*Provided data*:
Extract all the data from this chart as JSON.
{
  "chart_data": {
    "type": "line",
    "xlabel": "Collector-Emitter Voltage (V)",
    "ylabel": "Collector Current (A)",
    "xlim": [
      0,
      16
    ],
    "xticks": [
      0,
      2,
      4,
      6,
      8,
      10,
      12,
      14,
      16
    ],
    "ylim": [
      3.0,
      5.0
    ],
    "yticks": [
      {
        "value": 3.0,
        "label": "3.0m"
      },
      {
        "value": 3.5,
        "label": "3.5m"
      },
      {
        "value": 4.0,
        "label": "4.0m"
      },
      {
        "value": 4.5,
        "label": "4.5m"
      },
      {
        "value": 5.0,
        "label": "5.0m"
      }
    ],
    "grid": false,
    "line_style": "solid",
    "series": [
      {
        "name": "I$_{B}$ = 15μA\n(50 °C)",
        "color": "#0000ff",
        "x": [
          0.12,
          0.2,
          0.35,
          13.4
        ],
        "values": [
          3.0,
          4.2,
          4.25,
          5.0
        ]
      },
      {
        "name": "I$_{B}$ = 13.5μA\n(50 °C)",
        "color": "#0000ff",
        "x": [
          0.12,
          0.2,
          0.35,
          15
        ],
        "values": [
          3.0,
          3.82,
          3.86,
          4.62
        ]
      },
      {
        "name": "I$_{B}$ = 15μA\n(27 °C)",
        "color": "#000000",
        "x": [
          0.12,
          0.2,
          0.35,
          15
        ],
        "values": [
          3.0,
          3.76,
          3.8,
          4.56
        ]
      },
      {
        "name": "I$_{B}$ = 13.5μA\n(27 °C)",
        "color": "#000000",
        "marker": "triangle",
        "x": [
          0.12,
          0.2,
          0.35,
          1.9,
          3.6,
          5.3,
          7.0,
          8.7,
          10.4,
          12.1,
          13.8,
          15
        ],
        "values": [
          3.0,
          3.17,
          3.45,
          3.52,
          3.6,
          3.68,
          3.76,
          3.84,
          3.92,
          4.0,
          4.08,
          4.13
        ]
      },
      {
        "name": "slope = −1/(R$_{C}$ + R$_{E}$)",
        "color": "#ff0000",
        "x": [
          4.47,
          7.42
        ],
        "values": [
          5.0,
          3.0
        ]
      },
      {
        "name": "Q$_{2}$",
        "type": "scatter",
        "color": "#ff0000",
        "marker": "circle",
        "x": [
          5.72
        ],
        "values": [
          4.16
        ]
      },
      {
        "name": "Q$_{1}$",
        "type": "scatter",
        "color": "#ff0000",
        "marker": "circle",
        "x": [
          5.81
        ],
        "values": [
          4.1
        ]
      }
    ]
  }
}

*Task instructions*:
Write out every entry verbatim.

*Reply*:
Extract all the data from this chart as JSON.
{
  "chart_data": {
    "type": "line",
    "xlabel": "Collector-Emitter Voltage (V)",
    "ylabel": "Collector Current (A)",
    "xlim": [
      0,
      16
    ],
    "xticks": [
      0,
      2,
      4,
      6,
      8,
      10,
      12,
      14,
      16
    ],
    "ylim": [
      3.0,
      5.0
    ],
    "yticks": [
      {
        "value": 3.0,
        "label": "3.0m"
      },
      {
        "value": 3.5,
        "label": "3.5m"
      },
      {
        "value": 4.0,
        "label": "4.0m"
      },
      {
        "value": 4.5,
        "label": "4.5m"
      },
      {
        "value": 5.0,
        "label": "5.0m"
      }
    ],
    "grid": false,
    "line_style": "solid",
    "series": [
      {
        "name": "I$_{B}$ = 15μA\n(50 °C)",
        "color": "#0000ff",
        "x": [
          0.12,
          0.2,
          0.35,
          13.4
        ],
        "values": [
          3.0,
          4.2,
          4.25,
          5.0
        ]
      },
      {
        "name": "I$_{B}$ = 13.5μA\n(50 °C)",
        "color": "#0000ff",
        "x": [
          0.12,
          0.2,
          0.35,
          15
        ],
        "values": [
          3.0,
          3.82,
          3.86,
          4.62
        ]
      },
      {
        "name": "I$_{B}$ = 15μA\n(27 °C)",
        "color": "#000000",
        "x": [
          0.12,
          0.2,
          0.35,
          15
        ],
        "values": [
          3.0,
          3.76,
          3.8,
          4.56
        ]
      },
      {
        "name": "I$_{B}$ = 13.5μA\n(27 °C)",
        "color": "#000000",
        "marker": "triangle",
        "x": [
          0.12,
          0.2,
          0.35,
          1.9,
          3.6,
          5.3,
          7.0,
          8.7,
          10.4,
          12.1,
          13.8,
          15
        ],
        "values": [
          3.0,
          3.17,
          3.45,
          3.52,
          3.6,
          3.68,
          3.76,
          3.84,
          3.92,
          4.0,
          4.08,
          4.13
        ]
      },
      {
        "name": "slope = −1/(R$_{C}$ + R$_{E}$)",
        "color": "#ff0000",
        "x": [
          4.47,
          7.42
        ],
        "values": [
          5.0,
          3.0
        ]
      },
      {
        "name": "Q$_{2}$",
        "type": "scatter",
        "color": "#ff0000",
        "marker": "circle",
        "x": [
          5.72
        ],
        "values": [
          4.16
        ]
      },
      {
        "name": "Q$_{1}$",
        "type": "scatter",
        "color": "#ff0000",
        "marker": "circle",
        "x": [
          5.81
        ],
        "values": [
          4.1
        ]
      }
    ]
  }
}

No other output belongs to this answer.